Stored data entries
____________
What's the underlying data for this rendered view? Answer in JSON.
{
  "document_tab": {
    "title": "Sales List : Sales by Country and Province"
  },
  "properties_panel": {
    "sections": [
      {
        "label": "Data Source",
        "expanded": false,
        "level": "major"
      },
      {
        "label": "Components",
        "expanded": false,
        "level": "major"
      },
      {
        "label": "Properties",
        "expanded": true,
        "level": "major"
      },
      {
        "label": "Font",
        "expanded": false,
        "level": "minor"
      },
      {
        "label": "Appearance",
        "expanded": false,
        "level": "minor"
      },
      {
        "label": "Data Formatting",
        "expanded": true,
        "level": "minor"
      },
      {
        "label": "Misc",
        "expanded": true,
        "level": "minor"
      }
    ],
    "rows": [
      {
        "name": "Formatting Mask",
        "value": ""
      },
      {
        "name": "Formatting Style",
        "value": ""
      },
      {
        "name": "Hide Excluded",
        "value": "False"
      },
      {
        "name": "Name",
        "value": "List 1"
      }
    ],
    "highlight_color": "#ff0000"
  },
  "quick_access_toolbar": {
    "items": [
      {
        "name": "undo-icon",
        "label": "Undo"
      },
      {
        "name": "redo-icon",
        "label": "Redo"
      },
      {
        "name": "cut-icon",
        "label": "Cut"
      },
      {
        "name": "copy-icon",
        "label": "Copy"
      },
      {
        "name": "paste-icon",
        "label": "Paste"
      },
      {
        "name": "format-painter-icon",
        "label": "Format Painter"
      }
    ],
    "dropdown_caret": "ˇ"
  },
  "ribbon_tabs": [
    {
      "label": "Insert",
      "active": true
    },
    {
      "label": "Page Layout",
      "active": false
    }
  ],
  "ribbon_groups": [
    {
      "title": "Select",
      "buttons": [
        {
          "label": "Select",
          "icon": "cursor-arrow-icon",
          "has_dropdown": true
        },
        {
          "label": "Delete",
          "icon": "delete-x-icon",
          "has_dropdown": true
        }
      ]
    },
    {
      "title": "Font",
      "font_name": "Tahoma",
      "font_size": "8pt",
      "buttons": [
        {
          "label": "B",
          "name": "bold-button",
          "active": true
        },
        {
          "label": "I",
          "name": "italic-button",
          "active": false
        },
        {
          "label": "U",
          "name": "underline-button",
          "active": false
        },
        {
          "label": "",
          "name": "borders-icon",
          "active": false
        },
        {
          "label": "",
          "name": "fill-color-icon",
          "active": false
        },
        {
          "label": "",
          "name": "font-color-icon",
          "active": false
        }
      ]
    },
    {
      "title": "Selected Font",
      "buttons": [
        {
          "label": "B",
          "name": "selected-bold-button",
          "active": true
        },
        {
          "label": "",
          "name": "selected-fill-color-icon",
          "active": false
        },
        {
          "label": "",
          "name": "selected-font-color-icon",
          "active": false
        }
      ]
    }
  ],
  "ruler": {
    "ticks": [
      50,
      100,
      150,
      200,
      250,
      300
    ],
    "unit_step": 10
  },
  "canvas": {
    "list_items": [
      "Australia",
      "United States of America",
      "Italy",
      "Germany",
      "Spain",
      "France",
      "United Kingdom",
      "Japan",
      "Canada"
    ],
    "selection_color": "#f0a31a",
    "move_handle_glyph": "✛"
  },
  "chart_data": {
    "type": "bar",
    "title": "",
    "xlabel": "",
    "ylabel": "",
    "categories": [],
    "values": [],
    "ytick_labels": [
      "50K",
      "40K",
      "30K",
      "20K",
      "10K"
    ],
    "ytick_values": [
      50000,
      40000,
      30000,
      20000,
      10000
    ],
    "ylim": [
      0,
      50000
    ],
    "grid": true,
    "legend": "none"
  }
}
____________
Quote the entire listing above exactly.

* _RIGHT ANSWER_:
What's the underlying data for this rendered view? Answer in JSON.
{
  "document_tab": {
    "title": "Sales List : Sales by Country and Province"
  },
  "properties_panel": {
    "sections": [
      {
        "label": "Data Source",
        "expanded": false,
        "level": "major"
      },
      {
        "label": "Components",
        "expanded": false,
        "level": "major"
      },
      {
        "label": "Properties",
        "expanded": true,
        "level": "major"
      },
      {
        "label": "Font",
        "expanded": false,
        "level": "minor"
      },
      {
        "label": "Appearance",
        "expanded": false,
        "level": "minor"
      },
      {
        "label": "Data Formatting",
        "expanded": true,
        "level": "minor"
      },
      {
        "label": "Misc",
        "expanded": true,
        "level": "minor"
      }
    ],
    "rows": [
      {
        "name": "Formatting Mask",
        "value": ""
      },
      {
        "name": "Formatting Style",
        "value": ""
      },
      {
        "name": "Hide Excluded",
        "value": "False"
      },
      {
        "name": "Name",
        "value": "List 1"
      }
    ],
    "highlight_color": "#ff0000"
  },
  "quick_access_toolbar": {
    "items": [
      {
        "name": "undo-icon",
        "label": "Undo"
      },
      {
        "name": "redo-icon",
        "label": "Redo"
      },
      {
        "name": "cut-icon",
        "label": "Cut"
      },
      {
        "name": "copy-icon",
        "label": "Copy"
      },
      {
        "name": "paste-icon",
        "label": "Paste"
      },
      {
        "name": "format-painter-icon",
        "label": "Format Painter"
      }
    ],
    "dropdown_caret": "ˇ"
  },
  "ribbon_tabs": [
    {
      "label": "Insert",
      "active": true
    },
    {
      "label": "Page Layout",
      "active": false
    }
  ],
  "ribbon_groups": [
    {
      "title": "Select",
      "buttons": [
        {
          "label": "Select",
          "icon": "cursor-arrow-icon",
          "has_dropdown": true
        },
        {
          "label": "Delete",
          "icon": "delete-x-icon",
          "has_dropdown": true
        }
      ]
    },
    {
      "title": "Font",
      "font_name": "Tahoma",
      "font_size": "8pt",
      "buttons": [
        {
          "label": "B",
          "name": "bold-button",
          "active": true
        },
        {
          "label": "I",
          "name": "italic-button",
          "active": false
        },
        {
          "label": "U",
          "name": "underline-button",
          "active": false
        },
        {
          "label": "",
          "name": "borders-icon",
          "active": false
        },
        {
          "label": "",
          "name": "fill-color-icon",
          "active": false
        },
        {
          "label": "",
          "name": "font-color-icon",
          "active": false
        }
      ]
    },
    {
      "title": "Selected Font",
      "buttons": [
        {
          "label": "B",
          "name": "selected-bold-button",
          "active": true
        },
        {
          "label": "",
          "name": "selected-fill-color-icon",
          "active": false
        },
        {
          "label": "",
          "name": "selected-font-color-icon",
          "active": false
        }
      ]
    }
  ],
  "ruler": {
    "ticks": [
      50,
      100,
      150,
      200,
      250,
      300
    ],
    "unit_step": 10
  },
  "canvas": {
    "list_items": [
      "Australia",
      "United States of America",
      "Italy",
      "Germany",
      "Spain",
      "France",
      "United Kingdom",
      "Japan",
      "Canada"
    ],
    "selection_color": "#f0a31a",
    "move_handle_glyph": "✛"
  },
  "chart_data": {
    "type": "bar",
    "title": "",
    "xlabel": "",
    "ylabel": "",
    "categories": [],
    "values": [],
    "ytick_labels": [
      "50K",
      "40K",
      "30K",
      "20K",
      "10K"
    ],
    "ytick_values": [
      50000,
      40000,
      30000,
      20000,
      10000
    ],
    "ylim": [
      0,
      50000
    ],
    "grid": true,
    "legend": "none"
  }
}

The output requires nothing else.